Dataset entries on figures
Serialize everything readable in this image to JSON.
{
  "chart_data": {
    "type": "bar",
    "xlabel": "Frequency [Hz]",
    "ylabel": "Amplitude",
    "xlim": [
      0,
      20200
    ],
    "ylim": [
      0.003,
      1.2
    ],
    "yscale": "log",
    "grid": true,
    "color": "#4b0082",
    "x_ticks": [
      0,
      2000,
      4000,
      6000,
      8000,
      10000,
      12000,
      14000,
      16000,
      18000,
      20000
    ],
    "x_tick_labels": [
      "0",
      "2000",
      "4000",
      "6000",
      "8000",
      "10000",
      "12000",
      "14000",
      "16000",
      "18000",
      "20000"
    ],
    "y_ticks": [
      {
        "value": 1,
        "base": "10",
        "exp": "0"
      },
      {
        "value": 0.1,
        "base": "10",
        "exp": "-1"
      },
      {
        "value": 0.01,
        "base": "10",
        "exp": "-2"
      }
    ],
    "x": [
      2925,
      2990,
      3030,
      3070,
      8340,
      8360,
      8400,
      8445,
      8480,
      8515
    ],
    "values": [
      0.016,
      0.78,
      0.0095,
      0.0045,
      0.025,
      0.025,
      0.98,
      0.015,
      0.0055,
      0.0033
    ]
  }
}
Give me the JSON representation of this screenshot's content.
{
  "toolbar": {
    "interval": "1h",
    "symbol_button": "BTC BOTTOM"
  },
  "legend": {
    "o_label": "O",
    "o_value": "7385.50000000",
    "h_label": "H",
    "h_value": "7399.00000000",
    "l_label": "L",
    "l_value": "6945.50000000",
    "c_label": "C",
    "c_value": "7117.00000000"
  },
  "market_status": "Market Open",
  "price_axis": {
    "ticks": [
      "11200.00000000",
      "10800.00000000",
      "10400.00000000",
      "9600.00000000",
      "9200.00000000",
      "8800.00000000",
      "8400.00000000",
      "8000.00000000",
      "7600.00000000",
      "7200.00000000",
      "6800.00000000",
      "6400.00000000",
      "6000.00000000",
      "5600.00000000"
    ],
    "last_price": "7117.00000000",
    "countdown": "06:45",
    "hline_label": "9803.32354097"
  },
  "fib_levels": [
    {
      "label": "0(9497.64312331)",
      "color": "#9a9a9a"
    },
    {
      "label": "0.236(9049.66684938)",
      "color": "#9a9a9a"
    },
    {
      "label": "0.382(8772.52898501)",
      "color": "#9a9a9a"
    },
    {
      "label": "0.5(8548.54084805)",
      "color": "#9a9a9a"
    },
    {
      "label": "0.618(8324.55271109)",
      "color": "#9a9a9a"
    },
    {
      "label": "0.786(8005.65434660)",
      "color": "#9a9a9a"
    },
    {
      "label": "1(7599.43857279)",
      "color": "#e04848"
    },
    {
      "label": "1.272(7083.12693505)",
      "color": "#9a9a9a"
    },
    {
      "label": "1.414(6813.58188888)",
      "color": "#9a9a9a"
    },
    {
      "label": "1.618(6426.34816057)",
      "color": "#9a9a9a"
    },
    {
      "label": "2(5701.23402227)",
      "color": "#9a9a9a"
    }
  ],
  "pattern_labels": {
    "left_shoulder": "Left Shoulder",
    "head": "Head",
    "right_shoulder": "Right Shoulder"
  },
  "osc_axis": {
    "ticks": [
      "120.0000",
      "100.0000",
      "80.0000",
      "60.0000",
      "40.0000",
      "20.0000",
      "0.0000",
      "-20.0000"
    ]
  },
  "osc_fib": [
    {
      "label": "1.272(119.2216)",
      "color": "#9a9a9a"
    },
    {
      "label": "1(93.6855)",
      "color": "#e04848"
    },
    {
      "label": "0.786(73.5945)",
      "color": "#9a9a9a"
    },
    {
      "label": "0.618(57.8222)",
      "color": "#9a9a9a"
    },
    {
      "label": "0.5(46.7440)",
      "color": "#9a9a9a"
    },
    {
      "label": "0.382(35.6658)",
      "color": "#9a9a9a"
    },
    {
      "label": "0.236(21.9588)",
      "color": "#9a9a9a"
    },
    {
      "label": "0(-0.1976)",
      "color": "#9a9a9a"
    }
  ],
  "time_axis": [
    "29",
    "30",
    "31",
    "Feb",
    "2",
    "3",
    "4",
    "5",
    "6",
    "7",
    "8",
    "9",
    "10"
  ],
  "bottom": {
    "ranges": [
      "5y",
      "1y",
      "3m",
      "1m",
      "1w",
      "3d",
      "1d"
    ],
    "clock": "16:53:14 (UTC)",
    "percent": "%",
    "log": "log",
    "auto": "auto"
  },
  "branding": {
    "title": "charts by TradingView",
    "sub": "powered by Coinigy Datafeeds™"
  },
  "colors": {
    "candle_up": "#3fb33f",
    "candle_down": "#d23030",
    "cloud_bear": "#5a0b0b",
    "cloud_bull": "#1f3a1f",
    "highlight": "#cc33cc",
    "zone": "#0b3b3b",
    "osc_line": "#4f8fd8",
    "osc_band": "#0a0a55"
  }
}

TASK TO COMPLETE =>
Print the entries exactly. Include every one.

TASK ANSWER =>
Serialize everything readable in this image to JSON.
{
  "chart_data": {
    "type": "bar",
    "xlabel": "Frequency [Hz]",
    "ylabel": "Amplitude",
    "xlim": [
      0,
      20200
    ],
    "ylim": [
      0.003,
      1.2
    ],
    "yscale": "log",
    "grid": true,
    "color": "#4b0082",
    "x_ticks": [
      0,
      2000,
      4000,
      6000,
      8000,
      10000,
      12000,
      14000,
      16000,
      18000,
      20000
    ],
    "x_tick_labels": [
      "0",
      "2000",
      "4000",
      "6000",
      "8000",
      "10000",
      "12000",
      "14000",
      "16000",
      "18000",
      "20000"
    ],
    "y_ticks": [
      {
        "value": 1,
        "base": "10",
        "exp": "0"
      },
      {
        "value": 0.1,
        "base": "10",
        "exp": "-1"
      },
      {
        "value": 0.01,
        "base": "10",
        "exp": "-2"
      }
    ],
    "x": [
      2925,
      2990,
      3030,
      3070,
      8340,
      8360,
      8400,
      8445,
      8480,
      8515
    ],
    "values": [
      0.016,
      0.78,
      0.0095,
      0.0045,
      0.025,
      0.025,
      0.98,
      0.015,
      0.0055,
      0.0033
    ]
  }
}
Give me the JSON representation of this screenshot's content.
{
  "toolbar": {
    "interval": "1h",
    "symbol_button": "BTC BOTTOM"
  },
  "legend": {
    "o_label": "O",
    "o_value": "7385.50000000",
    "h_label": "H",
    "h_value": "7399.00000000",
    "l_label": "L",
    "l_value": "6945.50000000",
    "c_label": "C",
    "c_value": "7117.00000000"
  },
  "market_status": "Market Open",
  "price_axis": {
    "ticks": [
      "11200.00000000",
      "10800.00000000",
      "10400.00000000",
      "9600.00000000",
      "9200.00000000",
      "8800.00000000",
      "8400.00000000",
      "8000.00000000",
      "7600.00000000",
      "7200.00000000",
      "6800.00000000",
      "6400.00000000",
      "6000.00000000",
      "5600.00000000"
    ],
    "last_price": "7117.00000000",
    "countdown": "06:45",
    "hline_label": "9803.32354097"
  },
  "fib_levels": [
    {
      "label": "0(9497.64312331)",
      "color": "#9a9a9a"
    },
    {
      "label": "0.236(9049.66684938)",
      "color": "#9a9a9a"
    },
    {
      "label": "0.382(8772.52898501)",
      "color": "#9a9a9a"
    },
    {
      "label": "0.5(8548.54084805)",
      "color": "#9a9a9a"
    },
    {
      "label": "0.618(8324.55271109)",
      "color": "#9a9a9a"
    },
    {
      "label": "0.786(8005.65434660)",
      "color": "#9a9a9a"
    },
    {
      "label": "1(7599.43857279)",
      "color": "#e04848"
    },
    {
      "label": "1.272(7083.12693505)",
      "color": "#9a9a9a"
    },
    {
      "label": "1.414(6813.58188888)",
      "color": "#9a9a9a"
    },
    {
      "label": "1.618(6426.34816057)",
      "color": "#9a9a9a"
    },
    {
      "label": "2(5701.23402227)",
      "color": "#9a9a9a"
    }
  ],
  "pattern_labels": {
    "left_shoulder": "Left Shoulder",
    "head": "Head",
    "right_shoulder": "Right Shoulder"
  },
  "osc_axis": {
    "ticks": [
      "120.0000",
      "100.0000",
      "80.0000",
      "60.0000",
      "40.0000",
      "20.0000",
      "0.0000",
      "-20.0000"
    ]
  },
  "osc_fib": [
    {
      "label": "1.272(119.2216)",
      "color": "#9a9a9a"
    },
    {
      "label": "1(93.6855)",
      "color": "#e04848"
    },
    {
      "label": "0.786(73.5945)",
      "color": "#9a9a9a"
    },
    {
      "label": "0.618(57.8222)",
      "color": "#9a9a9a"
    },
    {
      "label": "0.5(46.7440)",
      "color": "#9a9a9a"
    },
    {
      "label": "0.382(35.6658)",
      "color": "#9a9a9a"
    },
    {
      "label": "0.236(21.9588)",
      "color": "#9a9a9a"
    },
    {
      "label": "0(-0.1976)",
      "color": "#9a9a9a"
    }
  ],
  "time_axis": [
    "29",
    "30",
    "31",
    "Feb",
    "2",
    "3",
    "4",
    "5",
    "6",
    "7",
    "8",
    "9",
    "10"
  ],
  "bottom": {
    "ranges": [
      "5y",
      "1y",
      "3m",
      "1m",
      "1w",
      "3d",
      "1d"
    ],
    "clock": "16:53:14 (UTC)",
    "percent": "%",
    "log": "log",
    "auto": "auto"
  },
  "branding": {
    "title": "charts by TradingView",
    "sub": "powered by Coinigy Datafeeds™"
  },
  "colors": {
    "candle_up": "#3fb33f",
    "candle_down": "#d23030",
    "cloud_bear": "#5a0b0b",
    "cloud_bull": "#1f3a1f",
    "highlight": "#cc33cc",
    "zone": "#0b3b3b",
    "osc_line": "#4f8fd8",
    "osc_band": "#0a0a55"
  }
}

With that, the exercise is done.